— Start of INPUT RECORDS —

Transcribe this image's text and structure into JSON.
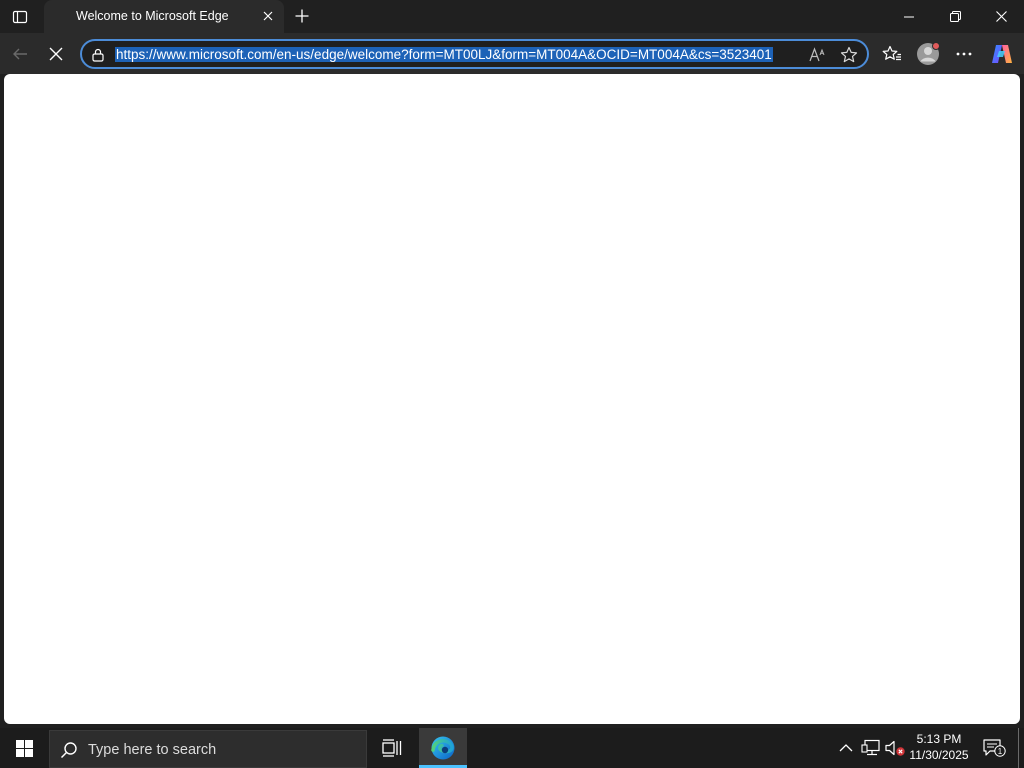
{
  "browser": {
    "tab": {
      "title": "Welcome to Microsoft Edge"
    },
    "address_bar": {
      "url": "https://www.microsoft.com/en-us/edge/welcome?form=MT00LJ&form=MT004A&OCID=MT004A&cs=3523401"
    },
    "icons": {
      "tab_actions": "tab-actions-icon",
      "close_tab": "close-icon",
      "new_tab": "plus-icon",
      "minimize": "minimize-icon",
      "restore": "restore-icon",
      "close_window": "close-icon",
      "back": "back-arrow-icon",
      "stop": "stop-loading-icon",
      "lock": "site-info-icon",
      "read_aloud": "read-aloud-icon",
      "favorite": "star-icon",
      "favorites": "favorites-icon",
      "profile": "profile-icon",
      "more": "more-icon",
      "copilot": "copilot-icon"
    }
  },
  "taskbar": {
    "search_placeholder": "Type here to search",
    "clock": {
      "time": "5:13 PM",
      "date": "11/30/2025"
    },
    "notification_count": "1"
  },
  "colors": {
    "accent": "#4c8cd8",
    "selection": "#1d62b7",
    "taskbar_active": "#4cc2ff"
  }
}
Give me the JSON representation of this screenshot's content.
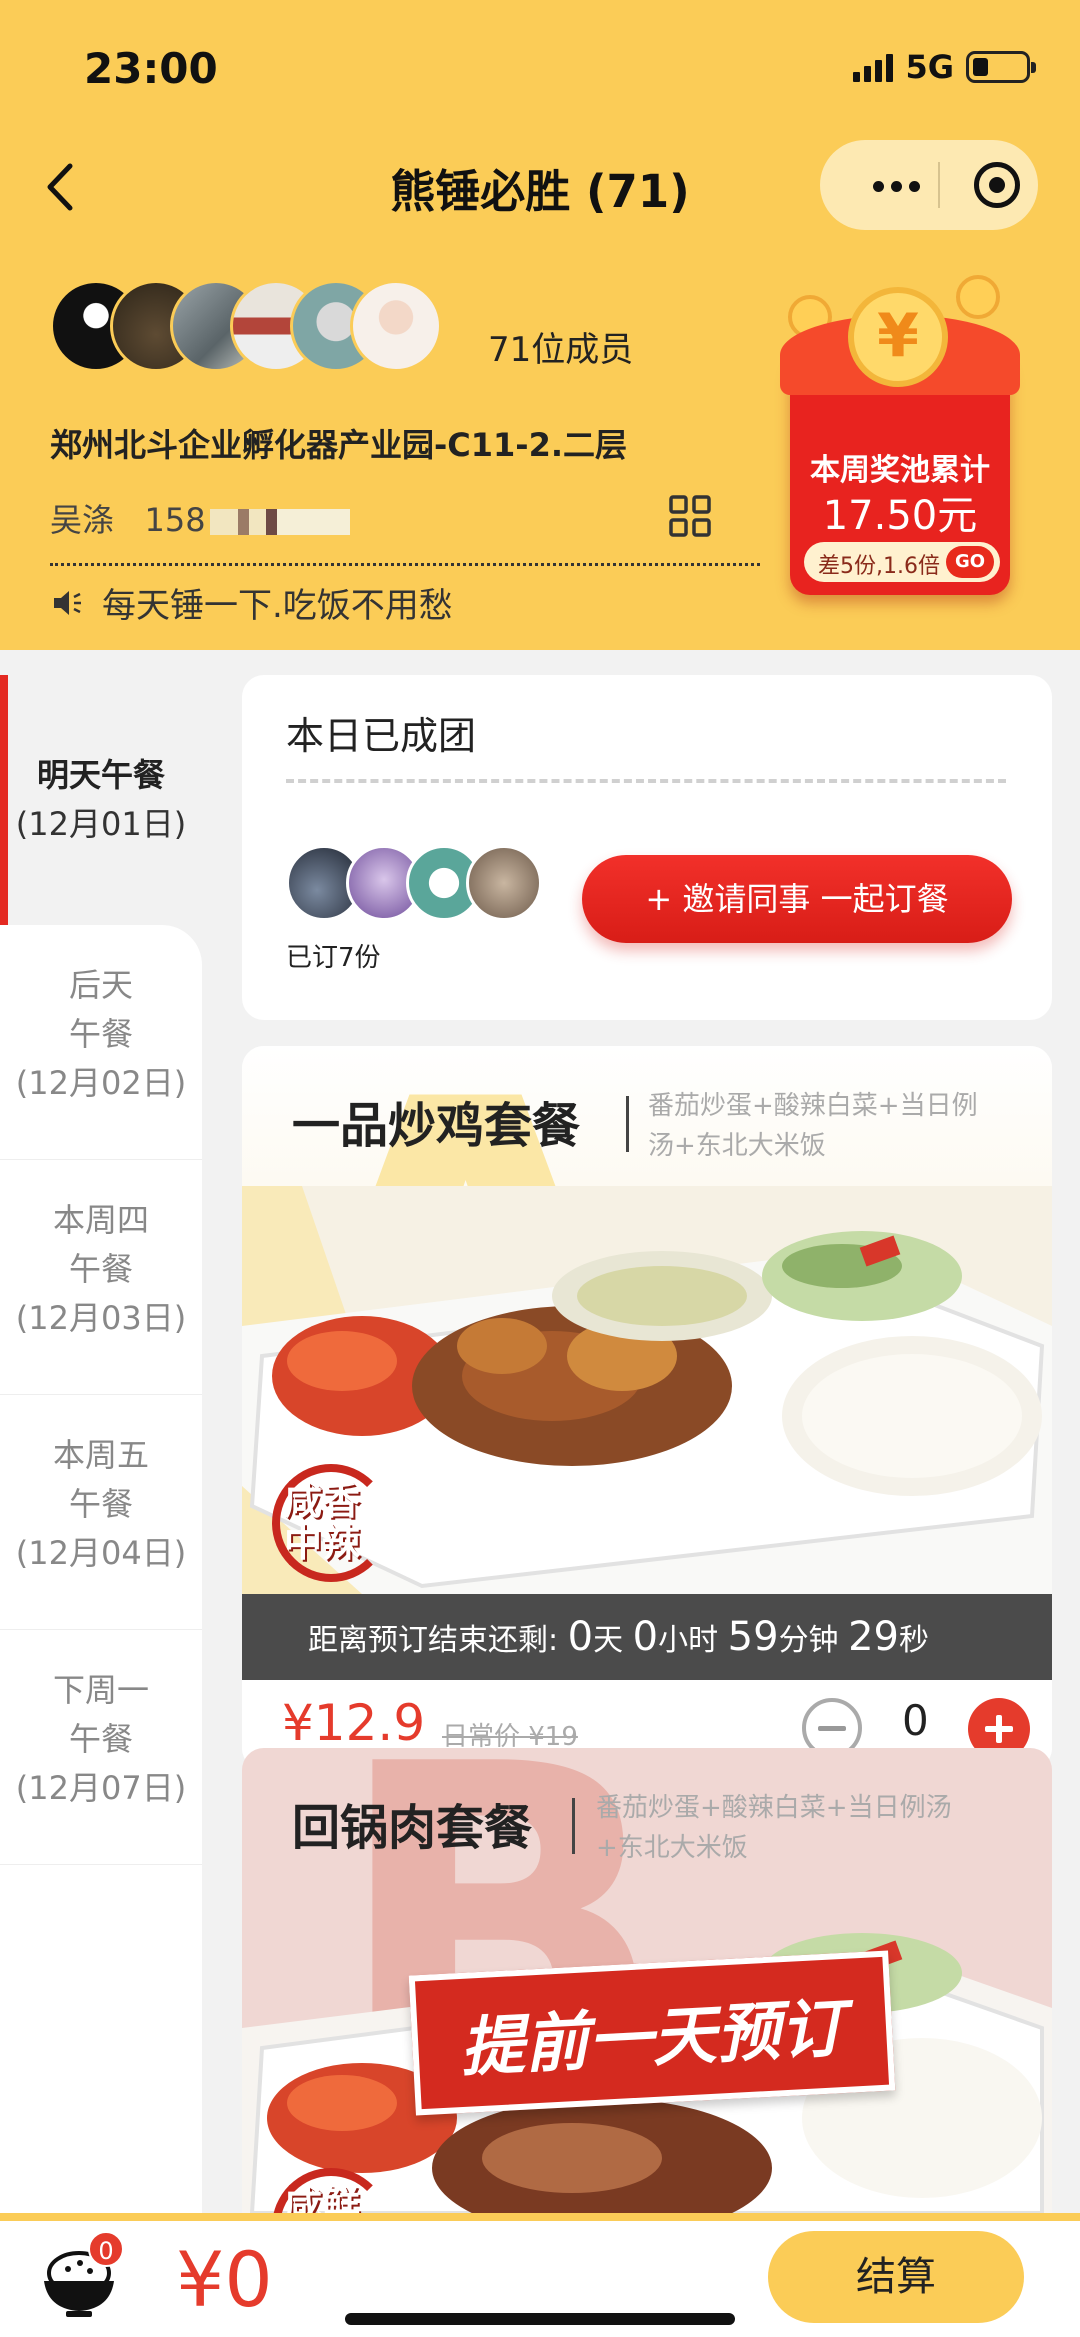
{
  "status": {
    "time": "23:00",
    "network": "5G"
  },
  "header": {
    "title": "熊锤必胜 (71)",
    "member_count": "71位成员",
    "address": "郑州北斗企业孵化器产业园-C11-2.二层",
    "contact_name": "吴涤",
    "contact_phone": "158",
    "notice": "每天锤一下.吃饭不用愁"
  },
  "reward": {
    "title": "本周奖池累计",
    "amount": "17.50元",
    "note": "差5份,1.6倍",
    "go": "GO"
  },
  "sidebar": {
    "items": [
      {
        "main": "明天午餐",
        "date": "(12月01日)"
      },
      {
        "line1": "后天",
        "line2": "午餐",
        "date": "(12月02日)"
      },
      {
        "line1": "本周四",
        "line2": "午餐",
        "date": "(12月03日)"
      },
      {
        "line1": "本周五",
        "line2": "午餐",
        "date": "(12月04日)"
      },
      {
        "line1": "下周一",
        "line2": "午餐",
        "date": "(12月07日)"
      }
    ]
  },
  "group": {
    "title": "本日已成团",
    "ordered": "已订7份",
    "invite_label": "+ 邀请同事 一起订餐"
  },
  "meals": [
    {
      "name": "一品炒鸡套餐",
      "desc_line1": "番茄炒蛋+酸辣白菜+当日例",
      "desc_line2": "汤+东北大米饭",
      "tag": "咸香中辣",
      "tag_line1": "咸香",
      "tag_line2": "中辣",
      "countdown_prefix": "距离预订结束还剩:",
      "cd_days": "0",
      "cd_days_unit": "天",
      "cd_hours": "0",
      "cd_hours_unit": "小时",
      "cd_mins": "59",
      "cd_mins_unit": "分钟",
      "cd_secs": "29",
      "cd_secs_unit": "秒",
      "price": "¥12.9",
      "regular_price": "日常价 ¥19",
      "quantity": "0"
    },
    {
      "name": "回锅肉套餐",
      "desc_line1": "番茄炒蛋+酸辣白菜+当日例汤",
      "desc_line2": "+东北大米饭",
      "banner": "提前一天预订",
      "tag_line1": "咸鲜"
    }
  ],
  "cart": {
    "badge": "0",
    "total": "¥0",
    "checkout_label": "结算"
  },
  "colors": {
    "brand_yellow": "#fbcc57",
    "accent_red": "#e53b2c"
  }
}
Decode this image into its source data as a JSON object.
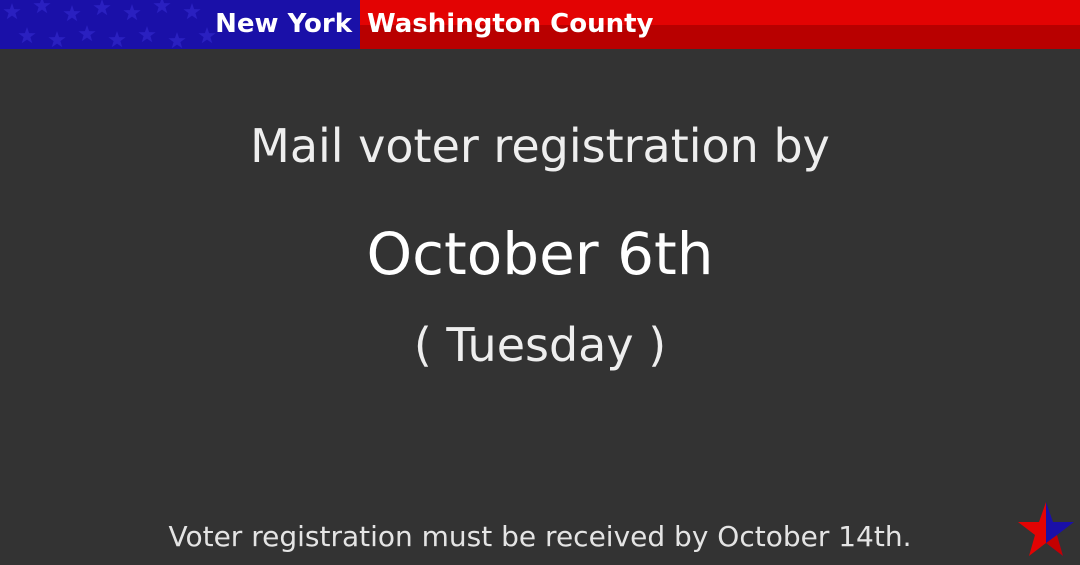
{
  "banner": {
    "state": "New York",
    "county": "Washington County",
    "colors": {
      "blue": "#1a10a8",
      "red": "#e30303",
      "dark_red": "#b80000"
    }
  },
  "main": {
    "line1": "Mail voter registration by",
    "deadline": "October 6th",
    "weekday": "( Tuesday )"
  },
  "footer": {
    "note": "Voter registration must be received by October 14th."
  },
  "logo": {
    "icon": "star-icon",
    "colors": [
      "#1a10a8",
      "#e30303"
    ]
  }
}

— End of INPUT RECORDS —

**TO BE DONE:** Transcribe all of the material exactly, leaving out whatever pictures it contains.

**ANSWER FOR THE TASK:**
Transcribe this image's text and structure into JSON.
{
  "browser": {
    "tab": {
      "title": "Welcome to Microsoft Edge"
    },
    "address_bar": {
      "url": "https://www.microsoft.com/en-us/edge/welcome?form=MT00LJ&form=MT004A&OCID=MT004A&cs=3523401"
    },
    "icons": {
      "tab_actions": "tab-actions-icon",
      "close_tab": "close-icon",
      "new_tab": "plus-icon",
      "minimize": "minimize-icon",
      "restore": "restore-icon",
      "close_window": "close-icon",
      "back": "back-arrow-icon",
      "stop": "stop-loading-icon",
      "lock": "site-info-icon",
      "read_aloud": "read-aloud-icon",
      "favorite": "star-icon",
      "favorites": "favorites-icon",
      "profile": "profile-icon",
      "more": "more-icon",
      "copilot": "copilot-icon"
    }
  },
  "taskbar": {
    "search_placeholder": "Type here to search",
    "clock": {
      "time": "5:13 PM",
      "date": "11/30/2025"
    },
    "notification_count": "1"
  },
  "colors": {
    "accent": "#4c8cd8",
    "selection": "#1d62b7",
    "taskbar_active": "#4cc2ff"
  }
}
Give me the JSON representation of this screenshot's content.
{
  "status": {
    "time": "23:00",
    "network": "5G"
  },
  "header": {
    "title": "熊锤必胜 (71)",
    "member_count": "71位成员",
    "address": "郑州北斗企业孵化器产业园-C11-2.二层",
    "contact_name": "吴涤",
    "contact_phone": "158",
    "notice": "每天锤一下.吃饭不用愁"
  },
  "reward": {
    "title": "本周奖池累计",
    "amount": "17.50元",
    "note": "差5份,1.6倍",
    "go": "GO"
  },
  "sidebar": {
    "items": [
      {
        "main": "明天午餐",
        "date": "(12月01日)"
      },
      {
        "line1": "后天",
        "line2": "午餐",
        "date": "(12月02日)"
      },
      {
        "line1": "本周四",
        "line2": "午餐",
        "date": "(12月03日)"
      },
      {
        "line1": "本周五",
        "line2": "午餐",
        "date": "(12月04日)"
      },
      {
        "line1": "下周一",
        "line2": "午餐",
        "date": "(12月07日)"
      }
    ]
  },
  "group": {
    "title": "本日已成团",
    "ordered": "已订7份",
    "invite_label": "+ 邀请同事 一起订餐"
  },
  "meals": [
    {
      "name": "一品炒鸡套餐",
      "desc_line1": "番茄炒蛋+酸辣白菜+当日例",
      "desc_line2": "汤+东北大米饭",
      "tag": "咸香中辣",
      "tag_line1": "咸香",
      "tag_line2": "中辣",
      "countdown_prefix": "距离预订结束还剩:",
      "cd_days": "0",
      "cd_days_unit": "天",
      "cd_hours": "0",
      "cd_hours_unit": "小时",
      "cd_mins": "59",
      "cd_mins_unit": "分钟",
      "cd_secs": "29",
      "cd_secs_unit": "秒",
      "price": "¥12.9",
      "regular_price": "日常价 ¥19",
      "quantity": "0"
    },
    {
      "name": "回锅肉套餐",
      "desc_line1": "番茄炒蛋+酸辣白菜+当日例汤",
      "desc_line2": "+东北大米饭",
      "banner": "提前一天预订",
      "tag_line1": "咸鲜"
    }
  ],
  "cart": {
    "badge": "0",
    "total": "¥0",
    "checkout_label": "结算"
  },
  "colors": {
    "brand_yellow": "#fbcc57",
    "accent_red": "#e53b2c"
  }
}
Decode this image into its source data as a JSON object.
{
  "banner": {
    "state": "New York",
    "county": "Washington County",
    "colors": {
      "blue": "#1a10a8",
      "red": "#e30303",
      "dark_red": "#b80000"
    }
  },
  "main": {
    "line1": "Mail voter registration by",
    "deadline": "October 6th",
    "weekday": "( Tuesday )"
  },
  "footer": {
    "note": "Voter registration must be received by October 14th."
  },
  "logo": {
    "icon": "star-icon",
    "colors": [
      "#1a10a8",
      "#e30303"
    ]
  }
}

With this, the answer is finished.